Give every line from the entries that contains "Login".

(Data for the task)
★ ★ ★ ★

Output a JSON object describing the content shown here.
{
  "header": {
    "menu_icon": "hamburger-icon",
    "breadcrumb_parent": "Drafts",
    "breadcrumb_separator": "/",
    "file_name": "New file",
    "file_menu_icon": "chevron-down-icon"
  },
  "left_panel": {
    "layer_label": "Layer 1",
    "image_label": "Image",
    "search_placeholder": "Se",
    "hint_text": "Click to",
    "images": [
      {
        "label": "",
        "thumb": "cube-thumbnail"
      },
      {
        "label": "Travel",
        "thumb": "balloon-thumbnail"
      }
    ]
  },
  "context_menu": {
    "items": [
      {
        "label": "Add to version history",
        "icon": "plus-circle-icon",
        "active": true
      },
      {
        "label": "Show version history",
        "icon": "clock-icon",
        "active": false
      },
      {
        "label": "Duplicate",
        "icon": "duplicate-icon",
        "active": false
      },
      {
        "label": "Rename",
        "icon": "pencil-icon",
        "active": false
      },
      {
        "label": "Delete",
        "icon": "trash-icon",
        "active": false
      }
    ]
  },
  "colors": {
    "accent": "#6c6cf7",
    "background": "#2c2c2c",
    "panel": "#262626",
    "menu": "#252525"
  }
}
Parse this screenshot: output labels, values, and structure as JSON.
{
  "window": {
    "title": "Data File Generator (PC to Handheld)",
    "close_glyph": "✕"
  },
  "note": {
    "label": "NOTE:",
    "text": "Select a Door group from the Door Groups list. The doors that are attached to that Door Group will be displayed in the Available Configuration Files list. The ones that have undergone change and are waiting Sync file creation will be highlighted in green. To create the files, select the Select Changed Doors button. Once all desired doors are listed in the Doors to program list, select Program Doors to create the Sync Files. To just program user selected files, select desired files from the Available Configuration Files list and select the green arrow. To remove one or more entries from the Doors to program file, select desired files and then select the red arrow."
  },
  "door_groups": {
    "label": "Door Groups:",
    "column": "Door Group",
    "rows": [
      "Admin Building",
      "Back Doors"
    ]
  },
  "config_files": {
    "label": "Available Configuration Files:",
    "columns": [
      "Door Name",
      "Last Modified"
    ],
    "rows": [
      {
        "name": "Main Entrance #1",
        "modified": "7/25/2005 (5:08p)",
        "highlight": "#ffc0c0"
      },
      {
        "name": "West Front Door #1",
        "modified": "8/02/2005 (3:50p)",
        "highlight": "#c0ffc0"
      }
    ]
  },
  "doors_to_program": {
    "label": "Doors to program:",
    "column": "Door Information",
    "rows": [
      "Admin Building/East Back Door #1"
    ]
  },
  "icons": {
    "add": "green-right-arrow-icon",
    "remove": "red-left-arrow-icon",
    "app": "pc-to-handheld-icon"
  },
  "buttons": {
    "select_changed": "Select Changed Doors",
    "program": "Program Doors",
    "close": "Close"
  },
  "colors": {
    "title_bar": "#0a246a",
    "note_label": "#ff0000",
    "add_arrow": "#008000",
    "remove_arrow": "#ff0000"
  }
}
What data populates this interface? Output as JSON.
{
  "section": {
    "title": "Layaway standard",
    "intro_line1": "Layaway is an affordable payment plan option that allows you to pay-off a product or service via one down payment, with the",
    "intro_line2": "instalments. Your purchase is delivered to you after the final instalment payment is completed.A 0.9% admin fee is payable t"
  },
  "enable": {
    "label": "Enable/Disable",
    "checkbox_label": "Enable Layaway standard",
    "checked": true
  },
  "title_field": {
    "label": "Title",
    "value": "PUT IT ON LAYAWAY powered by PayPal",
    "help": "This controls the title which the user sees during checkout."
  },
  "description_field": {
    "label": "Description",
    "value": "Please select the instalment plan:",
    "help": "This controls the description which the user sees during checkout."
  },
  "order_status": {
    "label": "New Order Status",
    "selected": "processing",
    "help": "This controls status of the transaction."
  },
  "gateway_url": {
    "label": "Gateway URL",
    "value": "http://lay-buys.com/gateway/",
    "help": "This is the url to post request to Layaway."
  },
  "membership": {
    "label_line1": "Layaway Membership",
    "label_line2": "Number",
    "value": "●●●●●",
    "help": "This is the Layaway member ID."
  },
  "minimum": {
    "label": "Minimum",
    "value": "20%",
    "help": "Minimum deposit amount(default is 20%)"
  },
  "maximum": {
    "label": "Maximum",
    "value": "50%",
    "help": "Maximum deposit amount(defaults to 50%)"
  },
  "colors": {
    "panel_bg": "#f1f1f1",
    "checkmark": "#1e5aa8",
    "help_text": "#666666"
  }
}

★ ★ ★ ★

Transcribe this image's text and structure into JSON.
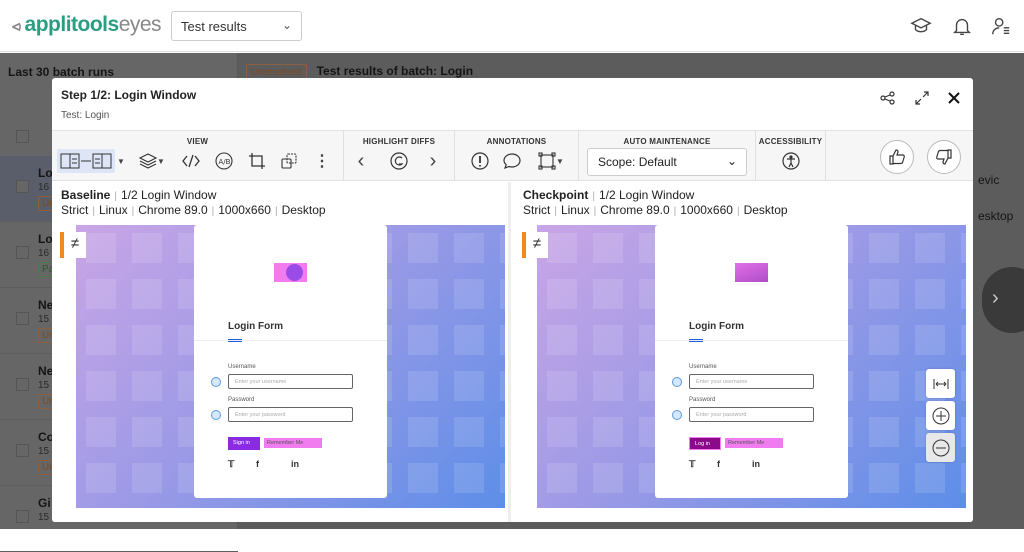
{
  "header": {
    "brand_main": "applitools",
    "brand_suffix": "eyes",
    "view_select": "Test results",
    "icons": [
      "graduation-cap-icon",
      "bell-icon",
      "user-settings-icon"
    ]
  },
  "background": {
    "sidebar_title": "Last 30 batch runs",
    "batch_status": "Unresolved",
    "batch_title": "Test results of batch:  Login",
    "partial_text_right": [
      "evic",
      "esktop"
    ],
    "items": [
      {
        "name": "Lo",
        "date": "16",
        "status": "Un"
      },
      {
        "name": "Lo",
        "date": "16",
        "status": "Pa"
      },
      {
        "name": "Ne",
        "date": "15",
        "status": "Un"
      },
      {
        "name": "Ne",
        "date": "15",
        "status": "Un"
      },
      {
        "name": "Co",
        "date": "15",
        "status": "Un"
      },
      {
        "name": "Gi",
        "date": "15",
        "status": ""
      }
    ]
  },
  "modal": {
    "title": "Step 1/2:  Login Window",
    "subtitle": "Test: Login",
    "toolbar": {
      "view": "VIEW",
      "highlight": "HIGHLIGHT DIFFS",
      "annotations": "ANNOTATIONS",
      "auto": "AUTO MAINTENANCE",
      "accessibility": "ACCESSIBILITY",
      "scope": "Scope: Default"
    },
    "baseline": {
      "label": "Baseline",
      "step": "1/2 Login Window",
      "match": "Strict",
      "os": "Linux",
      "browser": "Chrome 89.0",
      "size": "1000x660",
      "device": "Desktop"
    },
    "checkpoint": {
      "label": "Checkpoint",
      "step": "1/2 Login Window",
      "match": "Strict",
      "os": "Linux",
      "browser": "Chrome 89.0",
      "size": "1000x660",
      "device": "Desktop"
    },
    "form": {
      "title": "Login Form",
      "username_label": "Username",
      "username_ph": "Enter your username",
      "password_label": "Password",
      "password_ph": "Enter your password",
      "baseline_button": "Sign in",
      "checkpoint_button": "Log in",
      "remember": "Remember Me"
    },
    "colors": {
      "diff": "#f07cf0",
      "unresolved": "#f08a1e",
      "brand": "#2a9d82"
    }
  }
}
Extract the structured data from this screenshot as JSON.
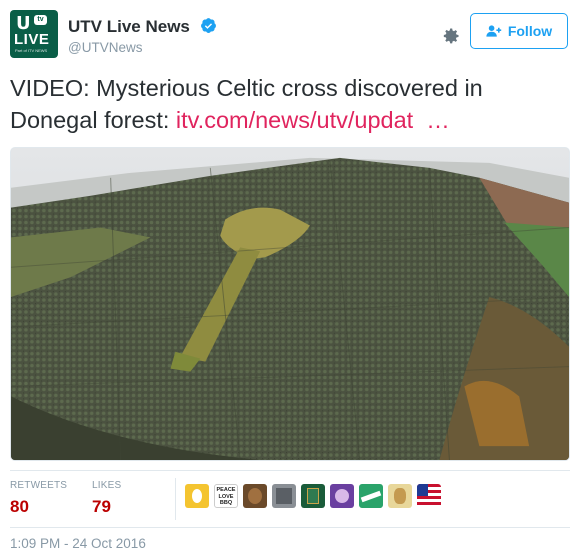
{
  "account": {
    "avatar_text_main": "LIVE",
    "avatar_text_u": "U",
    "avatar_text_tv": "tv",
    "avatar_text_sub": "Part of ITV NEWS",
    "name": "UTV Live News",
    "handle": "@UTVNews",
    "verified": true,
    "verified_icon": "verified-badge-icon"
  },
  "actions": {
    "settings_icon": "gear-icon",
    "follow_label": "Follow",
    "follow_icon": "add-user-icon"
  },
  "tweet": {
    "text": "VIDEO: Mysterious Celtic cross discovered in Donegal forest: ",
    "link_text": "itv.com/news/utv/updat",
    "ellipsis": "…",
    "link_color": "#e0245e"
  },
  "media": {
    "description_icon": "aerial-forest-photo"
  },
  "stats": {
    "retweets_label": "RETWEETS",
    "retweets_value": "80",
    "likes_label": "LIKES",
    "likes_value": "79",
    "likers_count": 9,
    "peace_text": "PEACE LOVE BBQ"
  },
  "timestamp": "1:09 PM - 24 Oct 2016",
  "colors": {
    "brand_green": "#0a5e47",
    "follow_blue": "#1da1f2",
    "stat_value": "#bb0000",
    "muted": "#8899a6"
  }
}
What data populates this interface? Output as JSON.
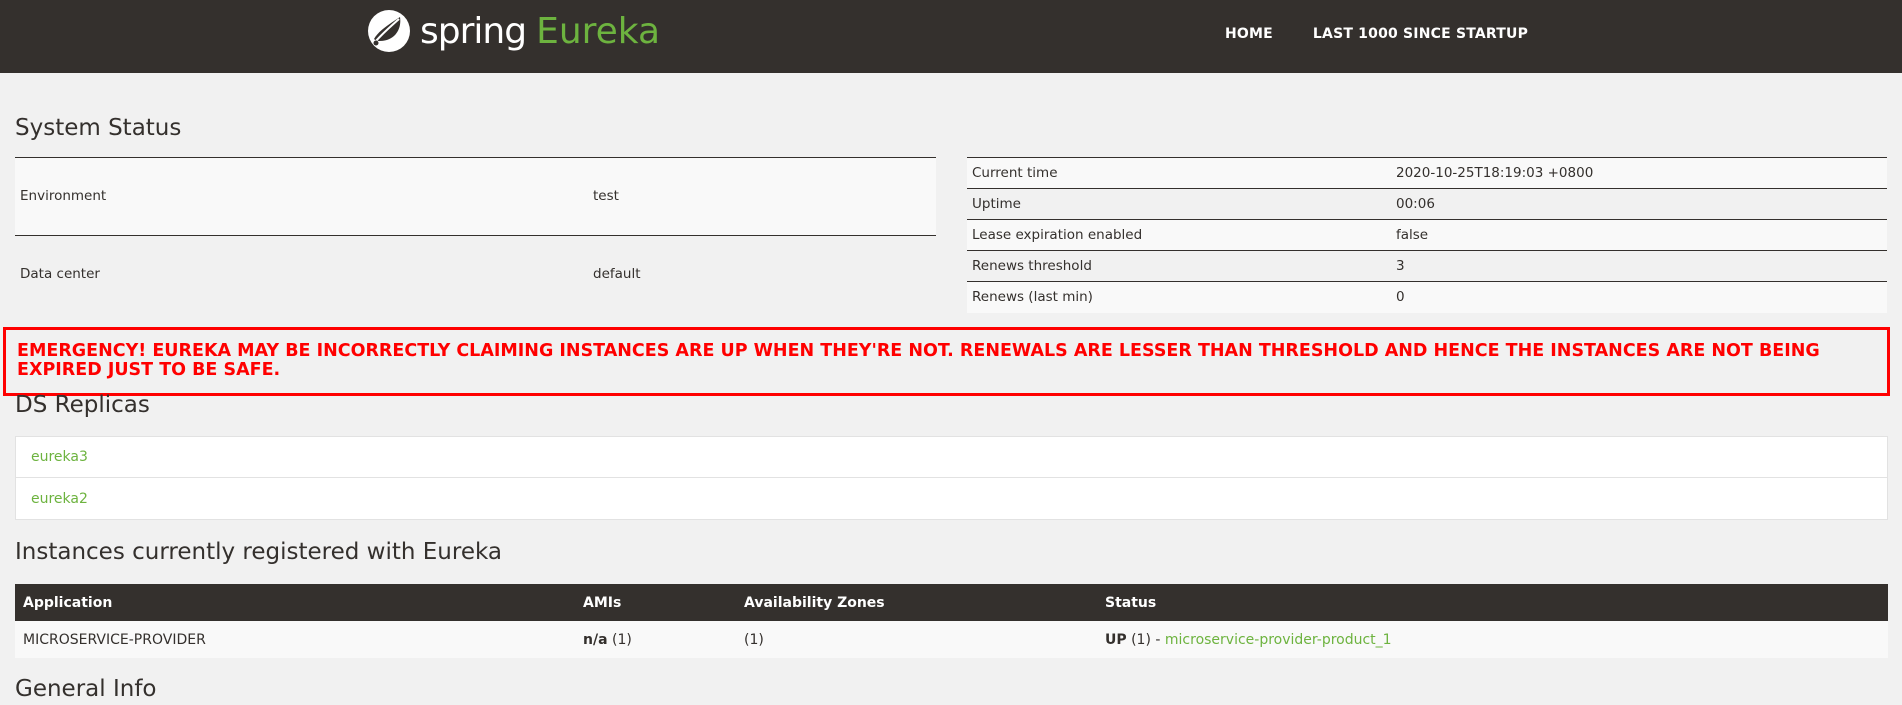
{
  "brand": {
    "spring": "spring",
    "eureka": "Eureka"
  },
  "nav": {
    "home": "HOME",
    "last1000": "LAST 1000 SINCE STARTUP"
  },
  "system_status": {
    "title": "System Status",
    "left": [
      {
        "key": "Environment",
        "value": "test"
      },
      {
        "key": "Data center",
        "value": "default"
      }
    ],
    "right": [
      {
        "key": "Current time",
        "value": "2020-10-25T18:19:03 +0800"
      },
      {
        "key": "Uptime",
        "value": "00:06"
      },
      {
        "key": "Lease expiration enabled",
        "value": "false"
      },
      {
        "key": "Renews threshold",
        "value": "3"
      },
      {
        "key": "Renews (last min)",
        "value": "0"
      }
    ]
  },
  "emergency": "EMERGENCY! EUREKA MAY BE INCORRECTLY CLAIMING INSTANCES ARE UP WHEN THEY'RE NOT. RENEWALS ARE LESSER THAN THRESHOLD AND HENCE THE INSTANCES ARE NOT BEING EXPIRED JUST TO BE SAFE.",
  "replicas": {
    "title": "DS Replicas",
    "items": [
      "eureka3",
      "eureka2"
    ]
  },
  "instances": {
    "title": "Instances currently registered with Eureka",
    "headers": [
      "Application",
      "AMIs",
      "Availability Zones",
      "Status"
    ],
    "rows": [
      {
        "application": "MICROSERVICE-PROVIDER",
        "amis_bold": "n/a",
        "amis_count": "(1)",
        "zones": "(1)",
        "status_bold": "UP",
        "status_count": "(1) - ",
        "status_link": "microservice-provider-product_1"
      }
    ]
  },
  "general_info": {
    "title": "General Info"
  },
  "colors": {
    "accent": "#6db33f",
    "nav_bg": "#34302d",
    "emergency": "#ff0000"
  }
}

★ ★ ★ ★

(Full response)
    "batch_title": "Test results of batch:  Login",
    "title": "Step 1/2:  Login Window",
    "subtitle": "Test: Login",
      "step": "1/2 Login Window",
      "step": "1/2 Login Window",
      "title": "Login Form",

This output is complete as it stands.